All of the data must be printed exactly; please include every line.

───── INFORMATION GIVEN

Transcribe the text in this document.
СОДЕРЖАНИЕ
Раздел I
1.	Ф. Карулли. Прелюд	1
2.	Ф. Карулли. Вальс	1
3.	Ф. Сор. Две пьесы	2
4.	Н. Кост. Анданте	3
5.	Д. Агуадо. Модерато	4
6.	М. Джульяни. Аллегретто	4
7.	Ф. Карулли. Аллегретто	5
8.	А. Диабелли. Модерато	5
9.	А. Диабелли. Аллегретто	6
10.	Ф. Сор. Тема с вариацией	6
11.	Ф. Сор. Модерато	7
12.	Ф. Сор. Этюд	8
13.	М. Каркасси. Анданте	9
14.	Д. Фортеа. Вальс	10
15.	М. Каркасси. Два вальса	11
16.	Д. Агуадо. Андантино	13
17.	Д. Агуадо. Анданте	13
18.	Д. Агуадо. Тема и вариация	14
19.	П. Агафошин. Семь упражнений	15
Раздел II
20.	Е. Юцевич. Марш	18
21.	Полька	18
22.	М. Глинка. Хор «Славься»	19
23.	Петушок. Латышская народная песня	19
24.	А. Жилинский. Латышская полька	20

──────────

EXERCISE SOLUTION:
Transcribe the text in this document.
СОДЕРЖАНИЕ
Раздел I
1.	Ф. Карулли. Прелюд	1
2.	Ф. Карулли. Вальс	1
3.	Ф. Сор. Две пьесы	2
4.	Н. Кост. Анданте	3
5.	Д. Агуадо. Модерато	4
6.	М. Джульяни. Аллегретто	4
7.	Ф. Карулли. Аллегретто	5
8.	А. Диабелли. Модерато	5
9.	А. Диабелли. Аллегретто	6
10.	Ф. Сор. Тема с вариацией	6
11.	Ф. Сор. Модерато	7
12.	Ф. Сор. Этюд	8
13.	М. Каркасси. Анданте	9
14.	Д. Фортеа. Вальс	10
15.	М. Каркасси. Два вальса	11
16.	Д. Агуадо. Андантино	13
17.	Д. Агуадо. Анданте	13
18.	Д. Агуадо. Тема и вариация	14
19.	П. Агафошин. Семь упражнений	15
Раздел II
20.	Е. Юцевич. Марш	18
21.	Полька	18
22.	М. Глинка. Хор «Славься»	19
23.	Петушок. Латышская народная песня	19
24.	А. Жилинский. Латышская полька	20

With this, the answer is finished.